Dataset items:
================================
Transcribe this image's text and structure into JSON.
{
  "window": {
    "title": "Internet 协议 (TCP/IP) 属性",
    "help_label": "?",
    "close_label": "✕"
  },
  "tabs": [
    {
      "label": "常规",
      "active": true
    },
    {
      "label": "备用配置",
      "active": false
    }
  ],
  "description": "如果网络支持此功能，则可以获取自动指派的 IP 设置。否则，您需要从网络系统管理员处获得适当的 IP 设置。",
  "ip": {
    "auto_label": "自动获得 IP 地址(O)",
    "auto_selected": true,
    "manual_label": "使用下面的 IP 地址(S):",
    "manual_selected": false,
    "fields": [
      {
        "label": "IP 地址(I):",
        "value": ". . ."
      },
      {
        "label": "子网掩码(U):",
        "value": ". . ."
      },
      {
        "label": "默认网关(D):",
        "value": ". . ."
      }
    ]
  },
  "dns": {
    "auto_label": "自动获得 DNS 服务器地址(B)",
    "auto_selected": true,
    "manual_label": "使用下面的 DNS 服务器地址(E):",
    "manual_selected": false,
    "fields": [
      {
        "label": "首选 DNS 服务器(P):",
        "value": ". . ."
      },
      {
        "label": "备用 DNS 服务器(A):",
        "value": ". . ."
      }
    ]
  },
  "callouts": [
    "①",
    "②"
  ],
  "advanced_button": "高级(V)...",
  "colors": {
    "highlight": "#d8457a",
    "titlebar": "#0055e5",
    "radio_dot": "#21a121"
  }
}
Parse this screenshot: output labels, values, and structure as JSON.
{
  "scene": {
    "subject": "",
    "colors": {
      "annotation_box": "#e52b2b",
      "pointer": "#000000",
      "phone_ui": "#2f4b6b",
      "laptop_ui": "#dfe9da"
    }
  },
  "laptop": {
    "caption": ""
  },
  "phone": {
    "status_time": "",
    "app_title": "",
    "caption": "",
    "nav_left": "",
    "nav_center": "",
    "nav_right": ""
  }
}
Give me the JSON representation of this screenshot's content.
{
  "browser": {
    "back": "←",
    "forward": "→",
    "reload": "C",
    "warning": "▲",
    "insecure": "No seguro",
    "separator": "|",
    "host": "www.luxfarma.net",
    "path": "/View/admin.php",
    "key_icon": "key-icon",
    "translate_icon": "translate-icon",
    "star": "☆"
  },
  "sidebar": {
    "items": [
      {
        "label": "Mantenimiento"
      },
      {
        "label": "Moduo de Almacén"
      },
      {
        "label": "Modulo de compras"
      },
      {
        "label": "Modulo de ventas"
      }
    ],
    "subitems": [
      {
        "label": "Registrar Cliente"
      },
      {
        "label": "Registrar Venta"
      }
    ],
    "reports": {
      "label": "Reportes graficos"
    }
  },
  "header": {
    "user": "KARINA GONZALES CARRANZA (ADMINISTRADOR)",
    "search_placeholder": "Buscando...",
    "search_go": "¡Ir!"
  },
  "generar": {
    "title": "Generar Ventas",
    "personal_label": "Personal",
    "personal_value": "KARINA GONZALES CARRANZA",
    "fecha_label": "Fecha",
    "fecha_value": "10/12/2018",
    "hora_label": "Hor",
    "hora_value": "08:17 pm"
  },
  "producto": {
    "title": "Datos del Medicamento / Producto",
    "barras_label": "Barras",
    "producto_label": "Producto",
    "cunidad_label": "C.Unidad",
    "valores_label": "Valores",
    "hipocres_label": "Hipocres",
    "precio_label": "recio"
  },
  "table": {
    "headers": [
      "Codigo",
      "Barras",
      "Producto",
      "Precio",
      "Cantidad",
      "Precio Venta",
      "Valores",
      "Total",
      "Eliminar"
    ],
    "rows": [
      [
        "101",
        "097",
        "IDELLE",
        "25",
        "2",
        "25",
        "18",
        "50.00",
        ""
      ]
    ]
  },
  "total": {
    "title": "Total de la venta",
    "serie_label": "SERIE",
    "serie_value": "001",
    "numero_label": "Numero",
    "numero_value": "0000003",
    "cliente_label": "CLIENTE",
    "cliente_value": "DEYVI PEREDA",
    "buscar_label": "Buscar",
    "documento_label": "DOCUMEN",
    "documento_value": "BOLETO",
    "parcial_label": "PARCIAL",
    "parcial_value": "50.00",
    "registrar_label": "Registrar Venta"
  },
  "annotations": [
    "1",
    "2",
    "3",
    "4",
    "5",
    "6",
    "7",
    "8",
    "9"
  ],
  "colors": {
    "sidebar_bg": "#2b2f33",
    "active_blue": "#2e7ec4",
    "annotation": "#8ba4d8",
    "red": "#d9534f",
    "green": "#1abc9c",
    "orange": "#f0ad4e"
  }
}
================================
## Short exercise
Extract all lines that hold the word "this".

## Answer for the task
Transcribe this image's text and structure into JSON.
Parse this screenshot: output labels, values, and structure as JSON.
Give me the JSON representation of this screenshot's content.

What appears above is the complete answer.